What is required —
Please extract every line of the material below and reproduce each one verbatim, leaving out the pictures.

Supplied material —
++++++++++++++++++++

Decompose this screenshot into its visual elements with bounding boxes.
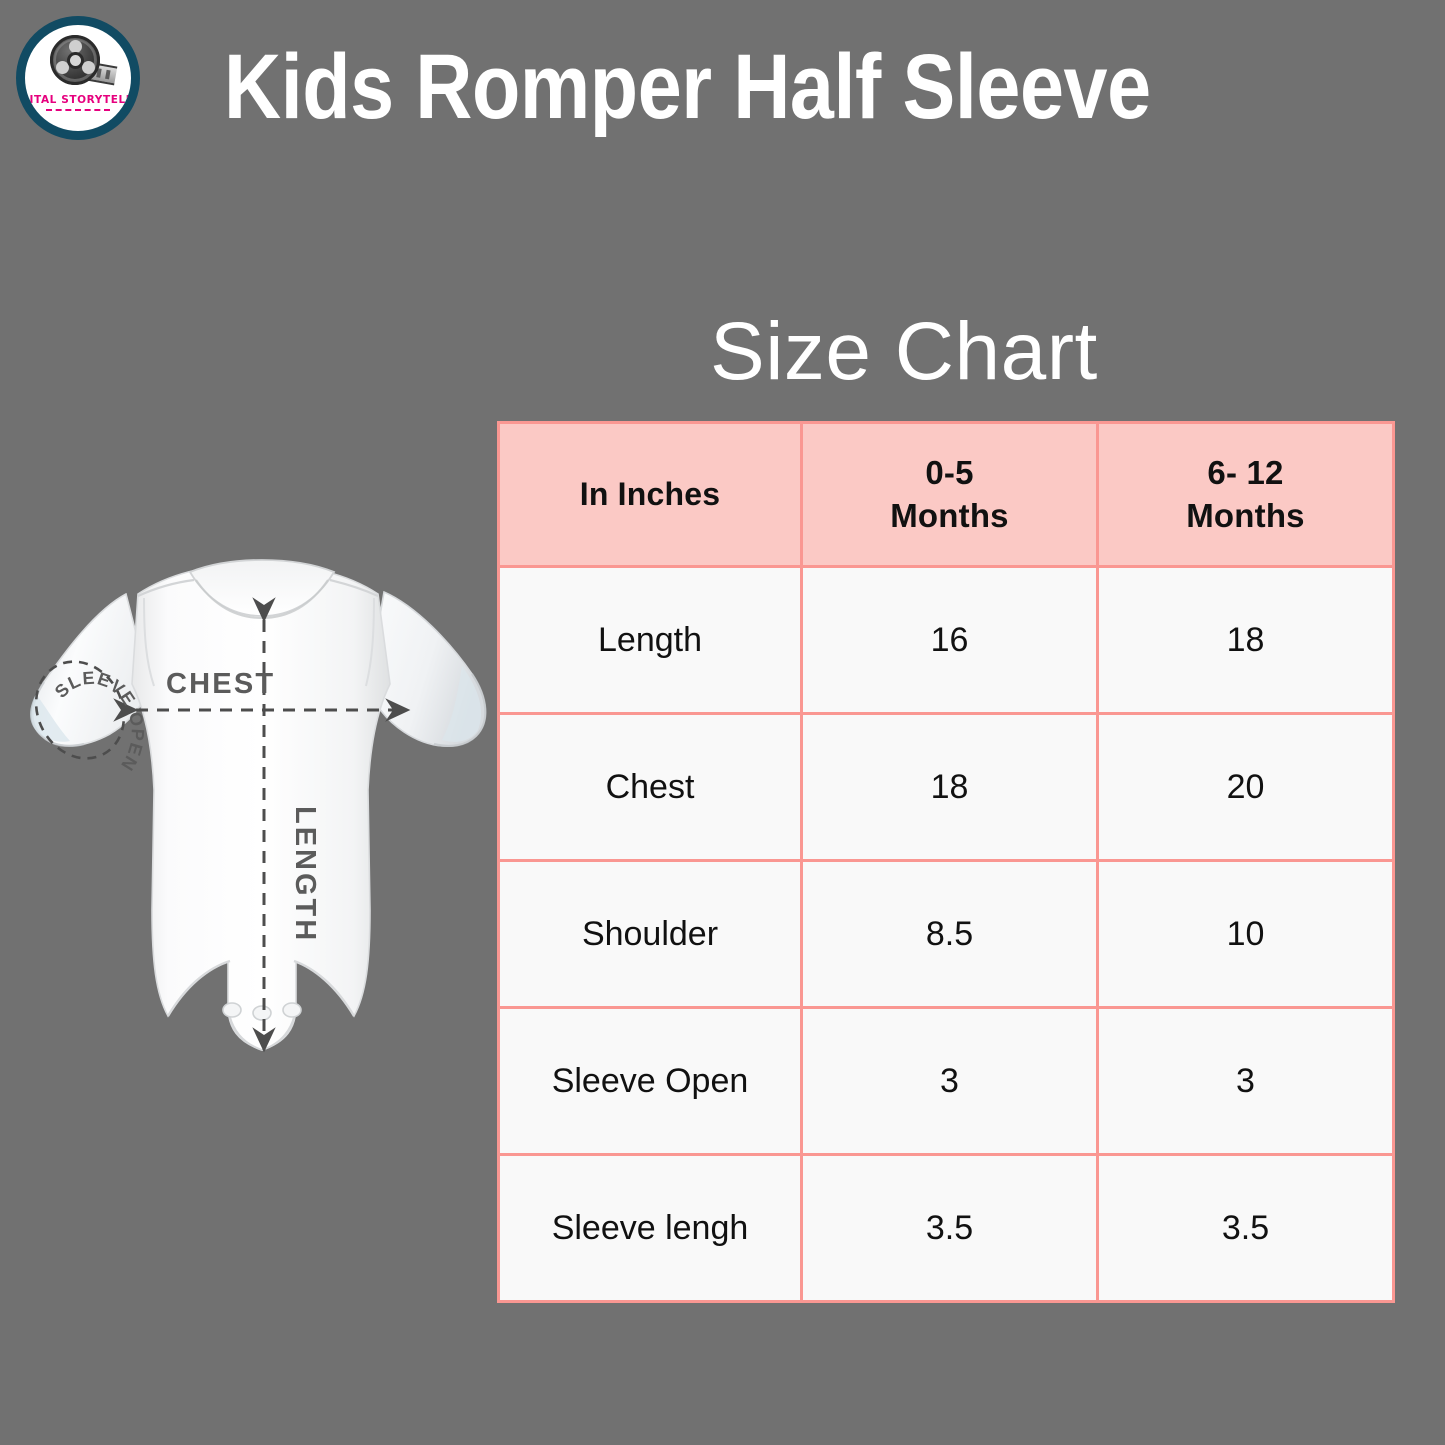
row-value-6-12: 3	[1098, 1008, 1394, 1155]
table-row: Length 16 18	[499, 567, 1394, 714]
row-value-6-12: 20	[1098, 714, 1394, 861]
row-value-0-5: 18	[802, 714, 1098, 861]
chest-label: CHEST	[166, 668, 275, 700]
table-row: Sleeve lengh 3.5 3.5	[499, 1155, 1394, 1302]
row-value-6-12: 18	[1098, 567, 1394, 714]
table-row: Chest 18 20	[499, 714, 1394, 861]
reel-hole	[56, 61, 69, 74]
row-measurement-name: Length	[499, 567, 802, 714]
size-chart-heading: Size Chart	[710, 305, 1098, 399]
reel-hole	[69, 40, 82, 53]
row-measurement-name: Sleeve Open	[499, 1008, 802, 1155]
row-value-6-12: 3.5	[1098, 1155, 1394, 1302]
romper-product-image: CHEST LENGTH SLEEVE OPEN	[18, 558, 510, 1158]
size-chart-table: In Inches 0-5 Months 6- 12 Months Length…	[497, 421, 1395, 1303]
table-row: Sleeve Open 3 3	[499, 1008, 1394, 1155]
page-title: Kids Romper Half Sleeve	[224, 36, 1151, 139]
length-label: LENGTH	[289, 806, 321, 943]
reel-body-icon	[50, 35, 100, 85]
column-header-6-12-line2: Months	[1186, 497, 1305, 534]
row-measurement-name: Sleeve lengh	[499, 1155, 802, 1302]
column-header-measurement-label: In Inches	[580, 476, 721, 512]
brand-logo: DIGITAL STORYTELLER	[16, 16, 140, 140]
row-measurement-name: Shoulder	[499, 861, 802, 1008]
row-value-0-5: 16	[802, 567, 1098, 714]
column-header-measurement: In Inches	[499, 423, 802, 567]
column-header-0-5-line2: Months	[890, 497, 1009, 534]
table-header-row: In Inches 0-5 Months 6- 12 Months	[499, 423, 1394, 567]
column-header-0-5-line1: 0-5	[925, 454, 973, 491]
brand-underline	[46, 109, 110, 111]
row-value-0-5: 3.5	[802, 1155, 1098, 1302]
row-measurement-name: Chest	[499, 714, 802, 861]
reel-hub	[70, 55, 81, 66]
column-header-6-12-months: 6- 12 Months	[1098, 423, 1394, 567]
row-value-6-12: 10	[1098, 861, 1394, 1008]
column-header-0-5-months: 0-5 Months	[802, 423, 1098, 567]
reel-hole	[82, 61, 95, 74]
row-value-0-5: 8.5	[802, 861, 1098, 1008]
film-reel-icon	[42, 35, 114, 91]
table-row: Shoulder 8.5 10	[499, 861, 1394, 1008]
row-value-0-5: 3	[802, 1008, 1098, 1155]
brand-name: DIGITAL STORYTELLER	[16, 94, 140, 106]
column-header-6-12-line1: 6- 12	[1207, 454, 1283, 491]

++++++++++++++++++++

Exercise solution —
Decompose this screenshot into its visual elements with bounding boxes.
row-value-6-12: 3	[1098, 1008, 1394, 1155]
table-row: Length 16 18	[499, 567, 1394, 714]
row-value-6-12: 20	[1098, 714, 1394, 861]
row-value-0-5: 18	[802, 714, 1098, 861]
chest-label: CHEST	[166, 668, 275, 700]
table-row: Sleeve lengh 3.5 3.5	[499, 1155, 1394, 1302]
row-value-6-12: 18	[1098, 567, 1394, 714]
table-row: Chest 18 20	[499, 714, 1394, 861]
reel-hole	[56, 61, 69, 74]
row-measurement-name: Length	[499, 567, 802, 714]
size-chart-heading: Size Chart	[710, 305, 1098, 399]
reel-hole	[69, 40, 82, 53]
row-measurement-name: Sleeve Open	[499, 1008, 802, 1155]
row-value-6-12: 3.5	[1098, 1155, 1394, 1302]
romper-product-image: CHEST LENGTH SLEEVE OPEN	[18, 558, 510, 1158]
size-chart-table: In Inches 0-5 Months 6- 12 Months Length…	[497, 421, 1395, 1303]
table-row: Sleeve Open 3 3	[499, 1008, 1394, 1155]
page-title: Kids Romper Half Sleeve	[224, 36, 1151, 139]
length-label: LENGTH	[289, 806, 321, 943]
reel-body-icon	[50, 35, 100, 85]
column-header-6-12-line2: Months	[1186, 497, 1305, 534]
row-measurement-name: Sleeve lengh	[499, 1155, 802, 1302]
column-header-measurement-label: In Inches	[580, 476, 721, 512]
brand-logo: DIGITAL STORYTELLER	[16, 16, 140, 140]
row-measurement-name: Shoulder	[499, 861, 802, 1008]
row-value-0-5: 16	[802, 567, 1098, 714]
column-header-measurement: In Inches	[499, 423, 802, 567]
column-header-0-5-line2: Months	[890, 497, 1009, 534]
table-header-row: In Inches 0-5 Months 6- 12 Months	[499, 423, 1394, 567]
column-header-0-5-line1: 0-5	[925, 454, 973, 491]
brand-underline	[46, 109, 110, 111]
row-value-0-5: 3.5	[802, 1155, 1098, 1302]
row-measurement-name: Chest	[499, 714, 802, 861]
reel-hub	[70, 55, 81, 66]
column-header-6-12-months: 6- 12 Months	[1098, 423, 1394, 567]
row-value-6-12: 10	[1098, 861, 1394, 1008]
column-header-0-5-months: 0-5 Months	[802, 423, 1098, 567]
reel-hole	[82, 61, 95, 74]
row-value-0-5: 8.5	[802, 861, 1098, 1008]
film-reel-icon	[42, 35, 114, 91]
table-row: Shoulder 8.5 10	[499, 861, 1394, 1008]
row-value-0-5: 3	[802, 1008, 1098, 1155]
brand-name: DIGITAL STORYTELLER	[16, 94, 140, 106]
column-header-6-12-line1: 6- 12	[1207, 454, 1283, 491]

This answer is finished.